TASK BRIEF —
Output the full material exactly as it appears here.

DATA EXCERPTS —

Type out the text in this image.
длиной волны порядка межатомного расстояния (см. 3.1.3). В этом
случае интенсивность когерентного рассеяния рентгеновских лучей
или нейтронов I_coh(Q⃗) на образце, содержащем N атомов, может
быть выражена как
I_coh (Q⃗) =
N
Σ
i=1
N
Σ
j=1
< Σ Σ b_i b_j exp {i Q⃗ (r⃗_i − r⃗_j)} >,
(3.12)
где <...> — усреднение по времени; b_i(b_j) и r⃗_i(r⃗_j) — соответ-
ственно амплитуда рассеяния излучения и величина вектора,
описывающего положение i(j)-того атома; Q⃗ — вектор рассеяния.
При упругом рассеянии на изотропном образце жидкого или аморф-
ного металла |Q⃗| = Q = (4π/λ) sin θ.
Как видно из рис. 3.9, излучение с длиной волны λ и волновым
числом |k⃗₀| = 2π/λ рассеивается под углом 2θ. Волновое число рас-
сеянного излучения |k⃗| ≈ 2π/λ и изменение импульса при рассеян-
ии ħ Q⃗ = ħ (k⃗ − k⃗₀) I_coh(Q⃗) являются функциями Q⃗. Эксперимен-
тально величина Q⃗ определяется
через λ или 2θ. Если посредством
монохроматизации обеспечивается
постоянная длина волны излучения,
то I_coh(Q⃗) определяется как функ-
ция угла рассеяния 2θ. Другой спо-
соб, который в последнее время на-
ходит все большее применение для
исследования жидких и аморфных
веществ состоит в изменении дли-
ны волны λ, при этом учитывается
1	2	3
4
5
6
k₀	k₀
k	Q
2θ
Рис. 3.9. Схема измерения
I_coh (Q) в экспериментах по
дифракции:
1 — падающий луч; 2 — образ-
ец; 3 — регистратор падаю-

WRITTEN RESPONSE —
Type out the text in this image.
длиной волны порядка межатомного расстояния (см. 3.1.3). В этом
случае интенсивность когерентного рассеяния рентгеновских лучей
или нейтронов I_coh(Q⃗) на образце, содержащем N атомов, может
быть выражена как
I_coh (Q⃗) =
N
Σ
i=1
N
Σ
j=1
< Σ Σ b_i b_j exp {i Q⃗ (r⃗_i − r⃗_j)} >,
(3.12)
где <...> — усреднение по времени; b_i(b_j) и r⃗_i(r⃗_j) — соответ-
ственно амплитуда рассеяния излучения и величина вектора,
описывающего положение i(j)-того атома; Q⃗ — вектор рассеяния.
При упругом рассеянии на изотропном образце жидкого или аморф-
ного металла |Q⃗| = Q = (4π/λ) sin θ.
Как видно из рис. 3.9, излучение с длиной волны λ и волновым
числом |k⃗₀| = 2π/λ рассеивается под углом 2θ. Волновое число рас-
сеянного излучения |k⃗| ≈ 2π/λ и изменение импульса при рассеян-
ии ħ Q⃗ = ħ (k⃗ − k⃗₀) I_coh(Q⃗) являются функциями Q⃗. Эксперимен-
тально величина Q⃗ определяется
через λ или 2θ. Если посредством
монохроматизации обеспечивается
постоянная длина волны излучения,
то I_coh(Q⃗) определяется как функ-
ция угла рассеяния 2θ. Другой спо-
соб, который в последнее время на-
ходит все большее применение для
исследования жидких и аморфных
веществ состоит в изменении дли-
ны волны λ, при этом учитывается
1	2	3
4
5
6
k₀	k₀
k	Q
2θ
Рис. 3.9. Схема измерения
I_coh (Q) в экспериментах по
дифракции:
1 — падающий луч; 2 — образ-
ец; 3 — регистратор падаю-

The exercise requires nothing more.